Exercise details:
Return every record verbatim.

Input records:

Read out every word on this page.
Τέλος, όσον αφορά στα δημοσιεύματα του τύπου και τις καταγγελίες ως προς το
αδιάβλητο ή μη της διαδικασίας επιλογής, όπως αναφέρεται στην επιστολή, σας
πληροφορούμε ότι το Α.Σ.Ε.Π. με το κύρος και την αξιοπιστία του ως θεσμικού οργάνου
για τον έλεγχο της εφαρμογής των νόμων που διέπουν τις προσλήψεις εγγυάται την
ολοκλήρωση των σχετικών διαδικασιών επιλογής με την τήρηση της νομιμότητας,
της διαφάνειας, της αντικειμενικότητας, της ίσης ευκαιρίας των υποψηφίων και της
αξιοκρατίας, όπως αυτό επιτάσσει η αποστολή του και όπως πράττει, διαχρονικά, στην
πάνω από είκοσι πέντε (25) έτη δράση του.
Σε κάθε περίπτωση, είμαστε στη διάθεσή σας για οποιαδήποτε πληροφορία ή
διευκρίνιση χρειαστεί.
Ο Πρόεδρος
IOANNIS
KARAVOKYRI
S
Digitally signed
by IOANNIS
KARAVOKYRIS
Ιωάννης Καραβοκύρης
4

Task answer:
Read out every word on this page.
Τέλος, όσον αφορά στα δημοσιεύματα του τύπου και τις καταγγελίες ως προς το
αδιάβλητο ή μη της διαδικασίας επιλογής, όπως αναφέρεται στην επιστολή, σας
πληροφορούμε ότι το Α.Σ.Ε.Π. με το κύρος και την αξιοπιστία του ως θεσμικού οργάνου
για τον έλεγχο της εφαρμογής των νόμων που διέπουν τις προσλήψεις εγγυάται την
ολοκλήρωση των σχετικών διαδικασιών επιλογής με την τήρηση της νομιμότητας,
της διαφάνειας, της αντικειμενικότητας, της ίσης ευκαιρίας των υποψηφίων και της
αξιοκρατίας, όπως αυτό επιτάσσει η αποστολή του και όπως πράττει, διαχρονικά, στην
πάνω από είκοσι πέντε (25) έτη δράση του.
Σε κάθε περίπτωση, είμαστε στη διάθεσή σας για οποιαδήποτε πληροφορία ή
διευκρίνιση χρειαστεί.
Ο Πρόεδρος
IOANNIS
KARAVOKYRI
S
Digitally signed
by IOANNIS
KARAVOKYRIS
Ιωάννης Καραβοκύρης
4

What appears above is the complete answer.